● Exercise inputs:
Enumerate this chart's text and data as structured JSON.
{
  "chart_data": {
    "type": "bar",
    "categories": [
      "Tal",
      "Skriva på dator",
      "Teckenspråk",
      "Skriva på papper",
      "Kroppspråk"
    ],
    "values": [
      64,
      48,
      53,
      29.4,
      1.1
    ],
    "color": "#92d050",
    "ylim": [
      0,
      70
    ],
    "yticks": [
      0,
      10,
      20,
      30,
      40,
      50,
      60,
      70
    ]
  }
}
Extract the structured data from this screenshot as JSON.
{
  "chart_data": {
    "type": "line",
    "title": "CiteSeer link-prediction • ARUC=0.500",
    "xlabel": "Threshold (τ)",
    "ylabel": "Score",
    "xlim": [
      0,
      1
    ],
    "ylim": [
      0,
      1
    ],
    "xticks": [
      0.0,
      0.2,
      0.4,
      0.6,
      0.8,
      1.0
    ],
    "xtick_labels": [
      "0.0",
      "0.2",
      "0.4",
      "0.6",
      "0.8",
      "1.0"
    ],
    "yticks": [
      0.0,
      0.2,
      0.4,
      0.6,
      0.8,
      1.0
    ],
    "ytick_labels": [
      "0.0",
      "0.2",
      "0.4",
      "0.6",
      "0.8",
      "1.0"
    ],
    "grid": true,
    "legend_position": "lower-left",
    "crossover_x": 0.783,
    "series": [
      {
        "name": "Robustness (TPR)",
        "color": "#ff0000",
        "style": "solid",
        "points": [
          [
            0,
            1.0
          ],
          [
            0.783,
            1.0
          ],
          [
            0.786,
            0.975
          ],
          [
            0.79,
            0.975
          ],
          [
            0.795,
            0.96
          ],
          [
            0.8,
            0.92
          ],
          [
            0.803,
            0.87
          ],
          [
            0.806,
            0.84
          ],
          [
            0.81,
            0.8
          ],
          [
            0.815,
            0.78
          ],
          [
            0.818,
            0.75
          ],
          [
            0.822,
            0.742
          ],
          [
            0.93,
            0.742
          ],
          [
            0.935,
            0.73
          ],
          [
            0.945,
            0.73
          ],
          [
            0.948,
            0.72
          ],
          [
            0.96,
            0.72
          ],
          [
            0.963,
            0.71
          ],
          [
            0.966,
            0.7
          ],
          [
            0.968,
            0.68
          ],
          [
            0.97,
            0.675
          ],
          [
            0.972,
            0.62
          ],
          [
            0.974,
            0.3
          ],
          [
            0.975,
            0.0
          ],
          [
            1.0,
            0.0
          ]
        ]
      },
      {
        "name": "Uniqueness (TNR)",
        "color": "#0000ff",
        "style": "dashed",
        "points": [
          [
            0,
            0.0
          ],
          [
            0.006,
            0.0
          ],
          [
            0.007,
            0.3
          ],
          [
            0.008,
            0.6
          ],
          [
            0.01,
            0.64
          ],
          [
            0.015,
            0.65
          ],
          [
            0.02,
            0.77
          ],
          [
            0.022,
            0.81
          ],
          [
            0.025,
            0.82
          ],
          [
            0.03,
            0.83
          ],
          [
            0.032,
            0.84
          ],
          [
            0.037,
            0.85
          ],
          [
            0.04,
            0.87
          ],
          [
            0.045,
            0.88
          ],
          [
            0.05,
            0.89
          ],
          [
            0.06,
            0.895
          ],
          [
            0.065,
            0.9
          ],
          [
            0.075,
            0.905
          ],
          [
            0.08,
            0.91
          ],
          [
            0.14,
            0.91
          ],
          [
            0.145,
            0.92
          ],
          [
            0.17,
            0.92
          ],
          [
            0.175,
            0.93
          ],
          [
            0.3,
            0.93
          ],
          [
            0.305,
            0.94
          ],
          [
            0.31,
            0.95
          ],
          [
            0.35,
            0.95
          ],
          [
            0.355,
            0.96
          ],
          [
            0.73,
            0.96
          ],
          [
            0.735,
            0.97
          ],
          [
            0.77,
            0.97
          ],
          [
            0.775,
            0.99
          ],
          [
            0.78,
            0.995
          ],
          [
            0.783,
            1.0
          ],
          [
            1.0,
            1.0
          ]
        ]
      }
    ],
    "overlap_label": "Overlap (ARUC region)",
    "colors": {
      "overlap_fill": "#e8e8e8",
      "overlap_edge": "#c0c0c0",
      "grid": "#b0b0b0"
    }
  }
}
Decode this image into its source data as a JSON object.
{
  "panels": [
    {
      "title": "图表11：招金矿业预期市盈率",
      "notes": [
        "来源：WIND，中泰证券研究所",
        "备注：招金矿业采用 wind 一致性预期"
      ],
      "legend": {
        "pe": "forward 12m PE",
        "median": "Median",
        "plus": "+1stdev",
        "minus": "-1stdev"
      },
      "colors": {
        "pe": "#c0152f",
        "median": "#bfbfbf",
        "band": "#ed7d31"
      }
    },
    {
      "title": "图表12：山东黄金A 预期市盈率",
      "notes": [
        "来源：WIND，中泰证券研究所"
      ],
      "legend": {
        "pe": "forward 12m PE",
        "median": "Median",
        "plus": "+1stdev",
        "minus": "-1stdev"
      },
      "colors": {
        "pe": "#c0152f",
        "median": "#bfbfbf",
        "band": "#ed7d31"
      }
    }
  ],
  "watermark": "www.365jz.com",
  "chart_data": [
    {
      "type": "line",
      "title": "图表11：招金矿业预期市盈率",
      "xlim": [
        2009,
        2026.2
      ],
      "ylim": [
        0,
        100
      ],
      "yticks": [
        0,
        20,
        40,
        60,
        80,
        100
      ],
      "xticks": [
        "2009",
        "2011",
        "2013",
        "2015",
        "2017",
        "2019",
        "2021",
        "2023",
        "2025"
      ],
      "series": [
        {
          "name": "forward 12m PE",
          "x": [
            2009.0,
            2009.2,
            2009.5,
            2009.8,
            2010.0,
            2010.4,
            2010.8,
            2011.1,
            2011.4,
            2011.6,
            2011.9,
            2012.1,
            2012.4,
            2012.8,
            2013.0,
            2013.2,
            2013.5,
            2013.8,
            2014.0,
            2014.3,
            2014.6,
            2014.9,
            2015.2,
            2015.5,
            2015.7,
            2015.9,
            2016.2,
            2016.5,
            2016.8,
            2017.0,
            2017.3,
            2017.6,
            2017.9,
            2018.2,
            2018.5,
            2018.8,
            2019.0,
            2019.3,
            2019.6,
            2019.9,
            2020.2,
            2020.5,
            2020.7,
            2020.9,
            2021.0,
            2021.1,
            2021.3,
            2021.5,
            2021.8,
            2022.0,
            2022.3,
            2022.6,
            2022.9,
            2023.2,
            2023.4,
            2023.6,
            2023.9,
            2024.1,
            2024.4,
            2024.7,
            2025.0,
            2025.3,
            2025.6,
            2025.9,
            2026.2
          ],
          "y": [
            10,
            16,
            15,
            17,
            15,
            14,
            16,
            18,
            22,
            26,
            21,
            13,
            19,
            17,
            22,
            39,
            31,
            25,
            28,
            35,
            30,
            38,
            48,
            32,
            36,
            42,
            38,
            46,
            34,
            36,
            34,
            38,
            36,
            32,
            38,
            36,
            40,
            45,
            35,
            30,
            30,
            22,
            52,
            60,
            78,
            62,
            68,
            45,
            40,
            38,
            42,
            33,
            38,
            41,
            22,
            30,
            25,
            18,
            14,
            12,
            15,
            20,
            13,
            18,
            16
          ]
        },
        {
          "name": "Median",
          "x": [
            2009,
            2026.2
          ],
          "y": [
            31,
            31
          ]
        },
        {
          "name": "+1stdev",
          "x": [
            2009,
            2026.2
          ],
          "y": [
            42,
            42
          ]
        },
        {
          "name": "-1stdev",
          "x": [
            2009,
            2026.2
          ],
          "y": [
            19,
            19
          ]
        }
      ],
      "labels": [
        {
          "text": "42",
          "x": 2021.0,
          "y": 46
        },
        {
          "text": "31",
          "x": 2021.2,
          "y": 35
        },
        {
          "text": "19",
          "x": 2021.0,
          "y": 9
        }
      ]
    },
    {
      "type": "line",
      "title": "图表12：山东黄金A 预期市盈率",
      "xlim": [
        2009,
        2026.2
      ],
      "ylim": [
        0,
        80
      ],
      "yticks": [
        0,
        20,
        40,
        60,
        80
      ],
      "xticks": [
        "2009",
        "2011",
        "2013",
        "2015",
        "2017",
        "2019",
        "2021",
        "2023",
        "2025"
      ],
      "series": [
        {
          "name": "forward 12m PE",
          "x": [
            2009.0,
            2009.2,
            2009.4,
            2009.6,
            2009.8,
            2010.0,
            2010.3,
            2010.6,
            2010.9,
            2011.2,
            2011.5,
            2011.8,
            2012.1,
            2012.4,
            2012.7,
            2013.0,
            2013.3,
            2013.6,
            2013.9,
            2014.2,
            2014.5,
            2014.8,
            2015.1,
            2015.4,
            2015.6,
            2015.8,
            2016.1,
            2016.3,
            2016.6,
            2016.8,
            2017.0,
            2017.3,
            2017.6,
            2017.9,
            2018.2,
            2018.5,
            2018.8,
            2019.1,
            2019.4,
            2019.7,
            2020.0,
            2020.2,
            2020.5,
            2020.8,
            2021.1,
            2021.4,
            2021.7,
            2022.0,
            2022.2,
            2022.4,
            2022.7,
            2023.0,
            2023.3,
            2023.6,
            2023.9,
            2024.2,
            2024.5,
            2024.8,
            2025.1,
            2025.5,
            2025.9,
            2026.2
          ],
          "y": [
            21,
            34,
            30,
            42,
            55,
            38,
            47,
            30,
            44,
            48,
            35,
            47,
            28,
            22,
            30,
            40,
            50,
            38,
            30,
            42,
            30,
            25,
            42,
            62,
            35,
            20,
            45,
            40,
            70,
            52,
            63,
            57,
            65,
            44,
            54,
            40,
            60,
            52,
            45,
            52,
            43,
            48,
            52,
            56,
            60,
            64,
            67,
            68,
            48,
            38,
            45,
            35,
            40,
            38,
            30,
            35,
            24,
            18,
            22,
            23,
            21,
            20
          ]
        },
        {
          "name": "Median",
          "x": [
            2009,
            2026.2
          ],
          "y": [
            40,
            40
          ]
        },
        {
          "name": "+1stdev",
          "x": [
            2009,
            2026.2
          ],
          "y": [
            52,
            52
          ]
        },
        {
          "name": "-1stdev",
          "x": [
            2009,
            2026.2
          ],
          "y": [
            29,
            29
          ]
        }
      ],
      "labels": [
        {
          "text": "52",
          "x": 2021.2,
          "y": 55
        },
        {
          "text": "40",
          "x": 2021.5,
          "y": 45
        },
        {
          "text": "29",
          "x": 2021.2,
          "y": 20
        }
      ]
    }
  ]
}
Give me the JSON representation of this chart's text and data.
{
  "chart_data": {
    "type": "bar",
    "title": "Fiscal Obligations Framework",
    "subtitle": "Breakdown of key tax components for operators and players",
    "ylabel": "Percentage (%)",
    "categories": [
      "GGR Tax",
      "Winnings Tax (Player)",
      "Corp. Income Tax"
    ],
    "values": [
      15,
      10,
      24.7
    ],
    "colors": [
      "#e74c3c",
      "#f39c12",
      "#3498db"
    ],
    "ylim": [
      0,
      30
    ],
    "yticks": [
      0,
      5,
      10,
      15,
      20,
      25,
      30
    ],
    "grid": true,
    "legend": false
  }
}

● Your instructions:
Of the lines in the data, how many contain the word "text"? Provide the number and nothing further.

● The response:
8